> [Exercise details]: Write the entries below out again exactly; any picture in them stays out.

> [Data provided]:
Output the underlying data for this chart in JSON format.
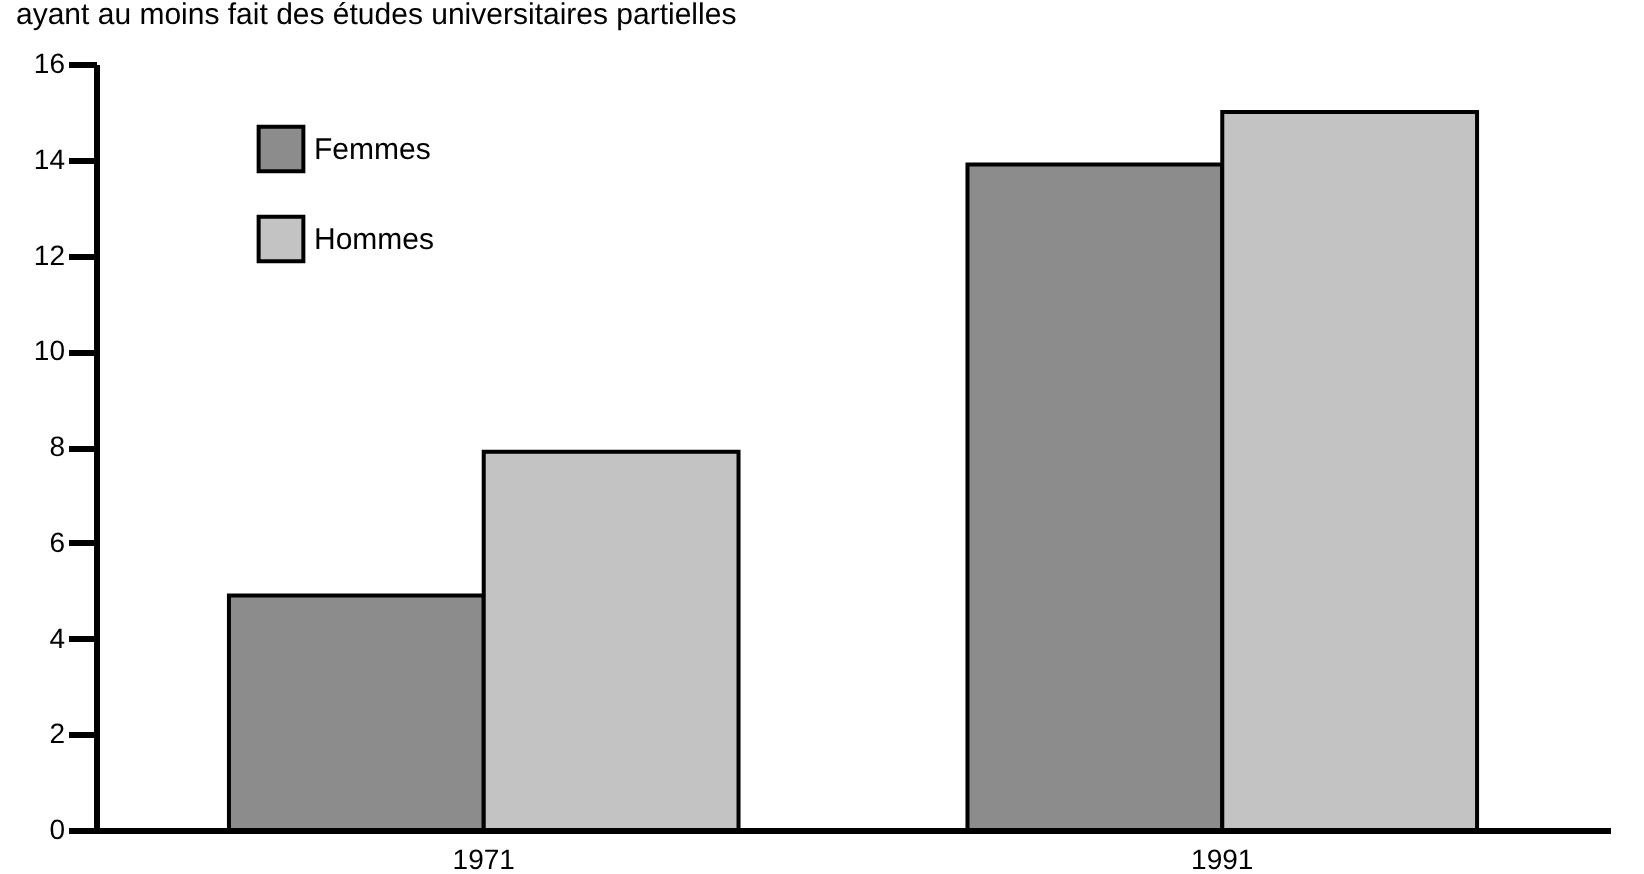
{
  "chart_data": {
    "type": "bar",
    "title": "ayant au moins fait des études universitaires partielles",
    "categories": [
      "1971",
      "1991"
    ],
    "series": [
      {
        "name": "Femmes",
        "color": "#8c8c8c",
        "values": [
          4.9,
          13.9
        ]
      },
      {
        "name": "Hommes",
        "color": "#c3c3c3",
        "values": [
          7.9,
          15
        ]
      }
    ],
    "ylim": [
      0,
      16
    ],
    "yticks": [
      0,
      2,
      4,
      6,
      8,
      10,
      12,
      14,
      16
    ],
    "grid": false,
    "legend": "top left"
  }
}
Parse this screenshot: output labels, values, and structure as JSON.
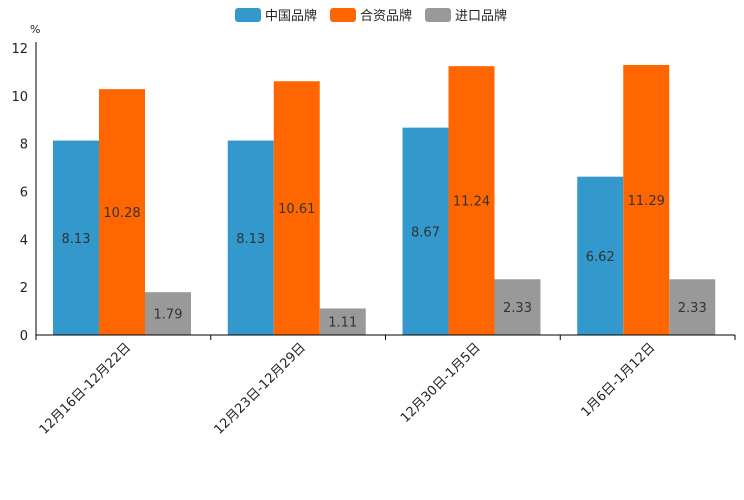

> [Written answer]:
Output the underlying data for this chart in JSON format.
{
  "chart_data": {
    "type": "bar",
    "title": "ayant au moins fait des études universitaires partielles",
    "categories": [
      "1971",
      "1991"
    ],
    "series": [
      {
        "name": "Femmes",
        "color": "#8c8c8c",
        "values": [
          4.9,
          13.9
        ]
      },
      {
        "name": "Hommes",
        "color": "#c3c3c3",
        "values": [
          7.9,
          15
        ]
      }
    ],
    "ylim": [
      0,
      16
    ],
    "yticks": [
      0,
      2,
      4,
      6,
      8,
      10,
      12,
      14,
      16
    ],
    "grid": false,
    "legend": "top left"
  }
}
Parse this screenshot: output labels, values, and structure as JSON.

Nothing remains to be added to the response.